> _Dataset records_

<<<<

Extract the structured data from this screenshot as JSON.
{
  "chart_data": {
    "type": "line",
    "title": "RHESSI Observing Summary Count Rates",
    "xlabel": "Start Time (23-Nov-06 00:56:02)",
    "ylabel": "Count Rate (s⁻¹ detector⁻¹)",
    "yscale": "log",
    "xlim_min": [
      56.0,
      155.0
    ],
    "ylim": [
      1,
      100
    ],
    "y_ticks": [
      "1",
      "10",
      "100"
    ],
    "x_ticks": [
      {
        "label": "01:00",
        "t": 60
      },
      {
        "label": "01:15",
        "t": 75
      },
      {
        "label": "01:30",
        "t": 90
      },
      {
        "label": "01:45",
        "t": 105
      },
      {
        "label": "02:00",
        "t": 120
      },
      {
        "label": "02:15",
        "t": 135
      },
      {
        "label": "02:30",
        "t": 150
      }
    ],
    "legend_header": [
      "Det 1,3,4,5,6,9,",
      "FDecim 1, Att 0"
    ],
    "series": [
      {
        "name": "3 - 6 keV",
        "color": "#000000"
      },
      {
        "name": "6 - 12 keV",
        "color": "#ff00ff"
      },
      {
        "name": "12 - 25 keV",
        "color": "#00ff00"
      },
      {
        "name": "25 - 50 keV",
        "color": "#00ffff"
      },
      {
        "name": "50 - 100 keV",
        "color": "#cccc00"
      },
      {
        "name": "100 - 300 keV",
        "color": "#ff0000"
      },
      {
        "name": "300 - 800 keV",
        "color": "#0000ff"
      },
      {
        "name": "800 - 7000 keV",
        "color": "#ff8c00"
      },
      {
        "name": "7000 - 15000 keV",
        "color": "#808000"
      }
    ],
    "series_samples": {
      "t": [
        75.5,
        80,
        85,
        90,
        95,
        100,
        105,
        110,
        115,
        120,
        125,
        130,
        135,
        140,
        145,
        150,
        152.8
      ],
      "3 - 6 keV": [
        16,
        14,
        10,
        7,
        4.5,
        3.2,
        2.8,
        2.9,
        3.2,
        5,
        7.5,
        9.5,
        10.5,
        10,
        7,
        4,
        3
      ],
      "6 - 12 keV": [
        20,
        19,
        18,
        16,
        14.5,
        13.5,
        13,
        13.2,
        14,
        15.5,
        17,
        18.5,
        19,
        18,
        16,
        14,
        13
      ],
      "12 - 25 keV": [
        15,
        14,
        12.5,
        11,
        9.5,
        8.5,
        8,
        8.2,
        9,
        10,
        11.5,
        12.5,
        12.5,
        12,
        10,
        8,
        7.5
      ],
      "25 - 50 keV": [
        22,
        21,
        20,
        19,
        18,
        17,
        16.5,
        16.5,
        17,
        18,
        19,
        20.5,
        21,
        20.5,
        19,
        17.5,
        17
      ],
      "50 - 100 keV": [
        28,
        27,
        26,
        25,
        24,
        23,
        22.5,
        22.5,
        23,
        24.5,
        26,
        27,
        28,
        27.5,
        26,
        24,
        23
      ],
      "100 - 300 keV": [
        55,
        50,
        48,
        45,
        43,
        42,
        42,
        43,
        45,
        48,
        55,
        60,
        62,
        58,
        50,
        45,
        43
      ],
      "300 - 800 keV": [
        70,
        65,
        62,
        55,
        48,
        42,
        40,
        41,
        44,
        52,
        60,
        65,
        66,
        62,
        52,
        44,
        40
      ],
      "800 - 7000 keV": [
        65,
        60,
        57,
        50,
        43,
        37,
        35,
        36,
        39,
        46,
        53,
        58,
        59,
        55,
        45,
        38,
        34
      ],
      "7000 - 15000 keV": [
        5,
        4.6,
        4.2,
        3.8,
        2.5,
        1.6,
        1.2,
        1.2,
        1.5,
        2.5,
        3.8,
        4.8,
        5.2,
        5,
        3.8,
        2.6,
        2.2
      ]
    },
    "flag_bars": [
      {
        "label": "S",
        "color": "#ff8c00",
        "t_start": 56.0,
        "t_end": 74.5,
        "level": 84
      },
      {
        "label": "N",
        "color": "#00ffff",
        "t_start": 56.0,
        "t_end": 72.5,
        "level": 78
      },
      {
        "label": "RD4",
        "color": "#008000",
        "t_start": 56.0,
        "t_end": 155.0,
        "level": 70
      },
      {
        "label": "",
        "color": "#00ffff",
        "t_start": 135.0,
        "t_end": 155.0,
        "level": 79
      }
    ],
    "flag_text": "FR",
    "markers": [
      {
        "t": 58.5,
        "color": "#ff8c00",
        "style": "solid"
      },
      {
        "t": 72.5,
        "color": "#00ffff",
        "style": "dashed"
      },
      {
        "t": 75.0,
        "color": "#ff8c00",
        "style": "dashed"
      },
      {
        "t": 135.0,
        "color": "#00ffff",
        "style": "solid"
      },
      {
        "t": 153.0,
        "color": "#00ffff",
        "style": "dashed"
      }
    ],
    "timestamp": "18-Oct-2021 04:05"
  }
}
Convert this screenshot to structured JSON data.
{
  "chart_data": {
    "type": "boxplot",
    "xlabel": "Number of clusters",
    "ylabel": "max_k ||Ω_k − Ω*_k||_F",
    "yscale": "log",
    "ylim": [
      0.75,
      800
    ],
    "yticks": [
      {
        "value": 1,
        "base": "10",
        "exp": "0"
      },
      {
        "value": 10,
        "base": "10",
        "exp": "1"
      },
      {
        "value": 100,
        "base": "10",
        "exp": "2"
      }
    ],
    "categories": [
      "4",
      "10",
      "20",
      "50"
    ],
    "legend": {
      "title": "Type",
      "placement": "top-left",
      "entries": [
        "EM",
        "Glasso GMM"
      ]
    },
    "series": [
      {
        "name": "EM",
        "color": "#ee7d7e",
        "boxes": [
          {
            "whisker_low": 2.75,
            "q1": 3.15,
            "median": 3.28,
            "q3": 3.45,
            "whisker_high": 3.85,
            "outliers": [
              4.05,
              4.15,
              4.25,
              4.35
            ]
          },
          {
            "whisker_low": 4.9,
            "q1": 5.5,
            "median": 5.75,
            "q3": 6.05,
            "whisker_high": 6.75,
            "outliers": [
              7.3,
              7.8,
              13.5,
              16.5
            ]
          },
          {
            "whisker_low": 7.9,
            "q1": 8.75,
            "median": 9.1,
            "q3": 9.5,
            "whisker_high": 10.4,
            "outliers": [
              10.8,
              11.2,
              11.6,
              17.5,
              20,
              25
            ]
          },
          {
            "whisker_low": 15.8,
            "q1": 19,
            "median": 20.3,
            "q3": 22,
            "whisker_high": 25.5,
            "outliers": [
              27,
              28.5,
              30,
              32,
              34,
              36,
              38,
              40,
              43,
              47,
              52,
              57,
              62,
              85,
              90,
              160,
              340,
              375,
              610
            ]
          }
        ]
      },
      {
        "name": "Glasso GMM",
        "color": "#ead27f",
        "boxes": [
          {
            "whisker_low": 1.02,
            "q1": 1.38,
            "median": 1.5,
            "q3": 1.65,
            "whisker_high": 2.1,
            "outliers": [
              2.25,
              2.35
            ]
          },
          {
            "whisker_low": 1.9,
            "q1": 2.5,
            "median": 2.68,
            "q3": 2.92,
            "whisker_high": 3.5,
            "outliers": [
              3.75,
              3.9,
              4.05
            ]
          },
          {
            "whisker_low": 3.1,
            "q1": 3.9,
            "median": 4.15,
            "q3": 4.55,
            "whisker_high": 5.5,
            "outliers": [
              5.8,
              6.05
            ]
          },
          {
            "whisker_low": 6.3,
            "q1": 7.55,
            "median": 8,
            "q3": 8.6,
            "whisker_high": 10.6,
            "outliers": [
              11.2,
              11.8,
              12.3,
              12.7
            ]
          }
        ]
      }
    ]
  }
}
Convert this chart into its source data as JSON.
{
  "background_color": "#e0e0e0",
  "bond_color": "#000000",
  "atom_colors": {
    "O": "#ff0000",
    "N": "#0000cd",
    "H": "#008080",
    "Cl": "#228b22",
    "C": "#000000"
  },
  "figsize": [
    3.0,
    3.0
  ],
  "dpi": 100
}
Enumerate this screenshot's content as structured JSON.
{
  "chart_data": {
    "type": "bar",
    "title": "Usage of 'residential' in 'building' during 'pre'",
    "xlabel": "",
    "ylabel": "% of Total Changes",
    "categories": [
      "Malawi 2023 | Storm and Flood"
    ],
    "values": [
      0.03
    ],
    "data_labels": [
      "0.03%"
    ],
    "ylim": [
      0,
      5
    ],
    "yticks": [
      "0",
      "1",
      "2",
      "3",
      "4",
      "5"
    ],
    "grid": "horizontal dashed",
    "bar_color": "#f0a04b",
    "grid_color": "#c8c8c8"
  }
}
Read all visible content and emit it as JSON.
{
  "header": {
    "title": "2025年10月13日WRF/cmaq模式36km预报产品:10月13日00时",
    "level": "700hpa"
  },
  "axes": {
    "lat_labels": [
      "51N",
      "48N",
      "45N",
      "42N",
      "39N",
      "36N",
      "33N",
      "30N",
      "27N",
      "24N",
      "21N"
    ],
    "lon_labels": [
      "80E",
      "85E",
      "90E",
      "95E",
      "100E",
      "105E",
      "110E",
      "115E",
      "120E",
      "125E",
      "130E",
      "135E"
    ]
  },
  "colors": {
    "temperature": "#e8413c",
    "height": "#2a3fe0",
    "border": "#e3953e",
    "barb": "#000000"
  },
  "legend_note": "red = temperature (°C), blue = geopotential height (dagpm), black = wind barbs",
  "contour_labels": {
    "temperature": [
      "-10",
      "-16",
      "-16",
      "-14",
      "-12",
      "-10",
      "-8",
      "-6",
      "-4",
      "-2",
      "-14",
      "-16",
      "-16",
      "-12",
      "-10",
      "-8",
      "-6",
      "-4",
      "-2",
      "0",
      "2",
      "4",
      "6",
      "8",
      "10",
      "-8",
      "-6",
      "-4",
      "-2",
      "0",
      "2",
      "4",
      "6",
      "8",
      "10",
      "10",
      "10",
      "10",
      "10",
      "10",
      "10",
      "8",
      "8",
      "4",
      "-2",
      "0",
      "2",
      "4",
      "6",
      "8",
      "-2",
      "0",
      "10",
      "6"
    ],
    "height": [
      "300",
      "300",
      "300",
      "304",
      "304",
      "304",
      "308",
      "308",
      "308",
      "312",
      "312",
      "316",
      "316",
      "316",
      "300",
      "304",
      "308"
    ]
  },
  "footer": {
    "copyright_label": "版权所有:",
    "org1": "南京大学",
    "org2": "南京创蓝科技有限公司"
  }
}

>>>>

> _What to produce_
Select the lines in this material that hold the word "Count", leaving none out.

> _Result for this task_
    "title": "RHESSI Observing Summary Count Rates",
    "ylabel": "Count Rate (s⁻¹ detector⁻¹)",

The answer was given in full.